Dataset excerpt:
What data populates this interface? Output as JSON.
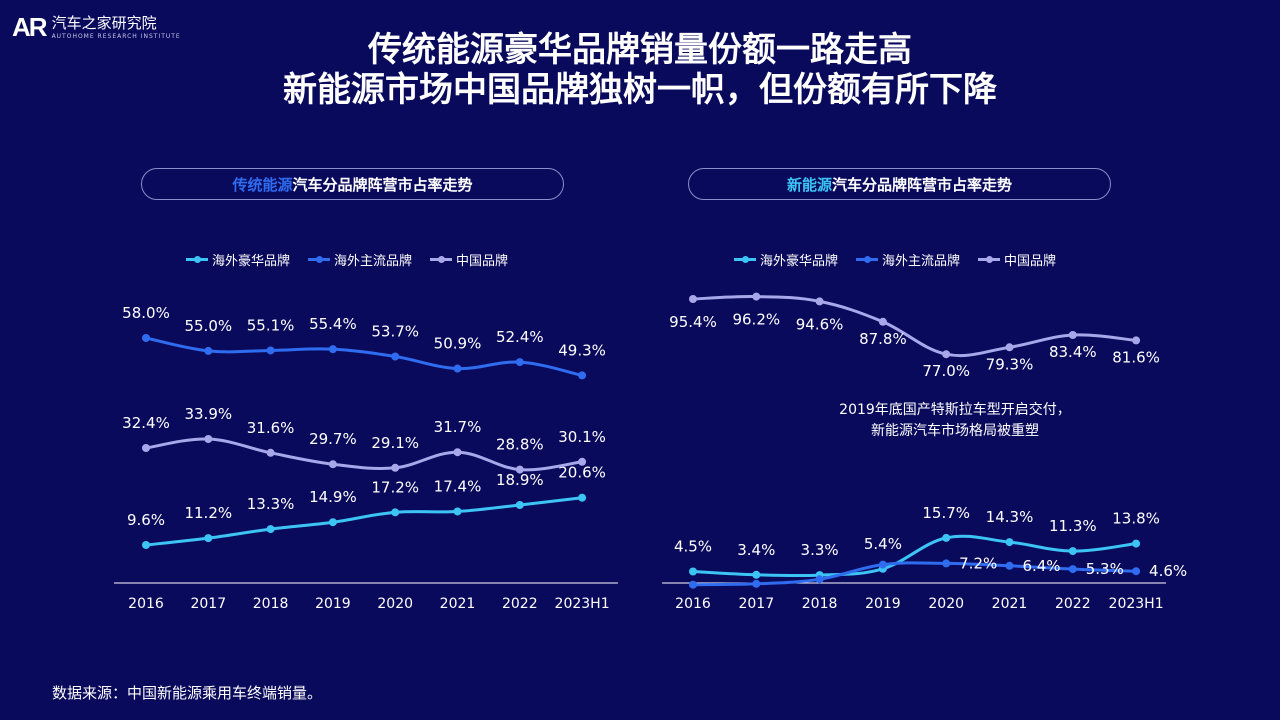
{
  "logo": {
    "mark": "AR",
    "name": "汽车之家研究院",
    "subname": "AUTOHOME RESEARCH INSTITUTE"
  },
  "title": {
    "line1": "传统能源豪华品牌销量份额一路走高",
    "line2": "新能源市场中国品牌独树一帜，但份额有所下降"
  },
  "colors": {
    "background": "#0a0a5c",
    "luxury": "#3cc4f5",
    "mainstream": "#2f6cf0",
    "chinese": "#a6a8ea",
    "axis": "#ffffff"
  },
  "chart_data": [
    {
      "type": "line",
      "title_highlight": "传统能源",
      "title_rest": "汽车分品牌阵营市占率走势",
      "categories": [
        "2016",
        "2017",
        "2018",
        "2019",
        "2020",
        "2021",
        "2022",
        "2023H1"
      ],
      "series": [
        {
          "name": "海外豪华品牌",
          "color": "#3cc4f5",
          "values": [
            9.6,
            11.2,
            13.3,
            14.9,
            17.2,
            17.4,
            18.9,
            20.6
          ],
          "labels": [
            "9.6%",
            "11.2%",
            "13.3%",
            "14.9%",
            "17.2%",
            "17.4%",
            "18.9%",
            "20.6%"
          ]
        },
        {
          "name": "海外主流品牌",
          "color": "#2f6cf0",
          "values": [
            58.0,
            55.0,
            55.1,
            55.4,
            53.7,
            50.9,
            52.4,
            49.3
          ],
          "labels": [
            "58.0%",
            "55.0%",
            "55.1%",
            "55.4%",
            "53.7%",
            "50.9%",
            "52.4%",
            "49.3%"
          ]
        },
        {
          "name": "中国品牌",
          "color": "#a6a8ea",
          "values": [
            32.4,
            33.9,
            31.6,
            29.7,
            29.1,
            31.7,
            28.8,
            30.1
          ],
          "labels": [
            "32.4%",
            "33.9%",
            "31.6%",
            "29.7%",
            "29.1%",
            "31.7%",
            "28.8%",
            "30.1%"
          ]
        }
      ]
    },
    {
      "type": "line",
      "title_highlight": "新能源",
      "title_rest": "汽车分品牌阵营市占率走势",
      "categories": [
        "2016",
        "2017",
        "2018",
        "2019",
        "2020",
        "2021",
        "2022",
        "2023H1"
      ],
      "series": [
        {
          "name": "海外豪华品牌",
          "color": "#3cc4f5",
          "values": [
            4.5,
            3.4,
            3.3,
            5.4,
            15.7,
            14.3,
            11.3,
            13.8
          ],
          "labels": [
            "4.5%",
            "3.4%",
            "3.3%",
            "5.4%",
            "15.7%",
            "14.3%",
            "11.3%",
            "13.8%"
          ]
        },
        {
          "name": "海外主流品牌",
          "color": "#2f6cf0",
          "values": [
            0.1,
            0.4,
            1.9,
            6.8,
            7.2,
            6.4,
            5.3,
            4.6
          ],
          "labels": [
            "",
            "",
            "",
            "",
            "7.2%",
            "6.4%",
            "5.3%",
            "4.6%"
          ]
        },
        {
          "name": "中国品牌",
          "color": "#a6a8ea",
          "values": [
            95.4,
            96.2,
            94.6,
            87.8,
            77.0,
            79.3,
            83.4,
            81.6
          ],
          "labels": [
            "95.4%",
            "96.2%",
            "94.6%",
            "87.8%",
            "77.0%",
            "79.3%",
            "83.4%",
            "81.6%"
          ]
        }
      ],
      "annotation_line1": "2019年底国产特斯拉车型开启交付，",
      "annotation_line2": "新能源汽车市场格局被重塑"
    }
  ],
  "source": "数据来源：中国新能源乘用车终端销量。"
}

● Given problem
Extract the full listing above verbatim; pictures are to be left out of the copy.

● Correct response
What data populates this interface? Output as JSON.
{
  "logo": {
    "mark": "AR",
    "name": "汽车之家研究院",
    "subname": "AUTOHOME RESEARCH INSTITUTE"
  },
  "title": {
    "line1": "传统能源豪华品牌销量份额一路走高",
    "line2": "新能源市场中国品牌独树一帜，但份额有所下降"
  },
  "colors": {
    "background": "#0a0a5c",
    "luxury": "#3cc4f5",
    "mainstream": "#2f6cf0",
    "chinese": "#a6a8ea",
    "axis": "#ffffff"
  },
  "chart_data": [
    {
      "type": "line",
      "title_highlight": "传统能源",
      "title_rest": "汽车分品牌阵营市占率走势",
      "categories": [
        "2016",
        "2017",
        "2018",
        "2019",
        "2020",
        "2021",
        "2022",
        "2023H1"
      ],
      "series": [
        {
          "name": "海外豪华品牌",
          "color": "#3cc4f5",
          "values": [
            9.6,
            11.2,
            13.3,
            14.9,
            17.2,
            17.4,
            18.9,
            20.6
          ],
          "labels": [
            "9.6%",
            "11.2%",
            "13.3%",
            "14.9%",
            "17.2%",
            "17.4%",
            "18.9%",
            "20.6%"
          ]
        },
        {
          "name": "海外主流品牌",
          "color": "#2f6cf0",
          "values": [
            58.0,
            55.0,
            55.1,
            55.4,
            53.7,
            50.9,
            52.4,
            49.3
          ],
          "labels": [
            "58.0%",
            "55.0%",
            "55.1%",
            "55.4%",
            "53.7%",
            "50.9%",
            "52.4%",
            "49.3%"
          ]
        },
        {
          "name": "中国品牌",
          "color": "#a6a8ea",
          "values": [
            32.4,
            33.9,
            31.6,
            29.7,
            29.1,
            31.7,
            28.8,
            30.1
          ],
          "labels": [
            "32.4%",
            "33.9%",
            "31.6%",
            "29.7%",
            "29.1%",
            "31.7%",
            "28.8%",
            "30.1%"
          ]
        }
      ]
    },
    {
      "type": "line",
      "title_highlight": "新能源",
      "title_rest": "汽车分品牌阵营市占率走势",
      "categories": [
        "2016",
        "2017",
        "2018",
        "2019",
        "2020",
        "2021",
        "2022",
        "2023H1"
      ],
      "series": [
        {
          "name": "海外豪华品牌",
          "color": "#3cc4f5",
          "values": [
            4.5,
            3.4,
            3.3,
            5.4,
            15.7,
            14.3,
            11.3,
            13.8
          ],
          "labels": [
            "4.5%",
            "3.4%",
            "3.3%",
            "5.4%",
            "15.7%",
            "14.3%",
            "11.3%",
            "13.8%"
          ]
        },
        {
          "name": "海外主流品牌",
          "color": "#2f6cf0",
          "values": [
            0.1,
            0.4,
            1.9,
            6.8,
            7.2,
            6.4,
            5.3,
            4.6
          ],
          "labels": [
            "",
            "",
            "",
            "",
            "7.2%",
            "6.4%",
            "5.3%",
            "4.6%"
          ]
        },
        {
          "name": "中国品牌",
          "color": "#a6a8ea",
          "values": [
            95.4,
            96.2,
            94.6,
            87.8,
            77.0,
            79.3,
            83.4,
            81.6
          ],
          "labels": [
            "95.4%",
            "96.2%",
            "94.6%",
            "87.8%",
            "77.0%",
            "79.3%",
            "83.4%",
            "81.6%"
          ]
        }
      ],
      "annotation_line1": "2019年底国产特斯拉车型开启交付，",
      "annotation_line2": "新能源汽车市场格局被重塑"
    }
  ],
  "source": "数据来源：中国新能源乘用车终端销量。"
}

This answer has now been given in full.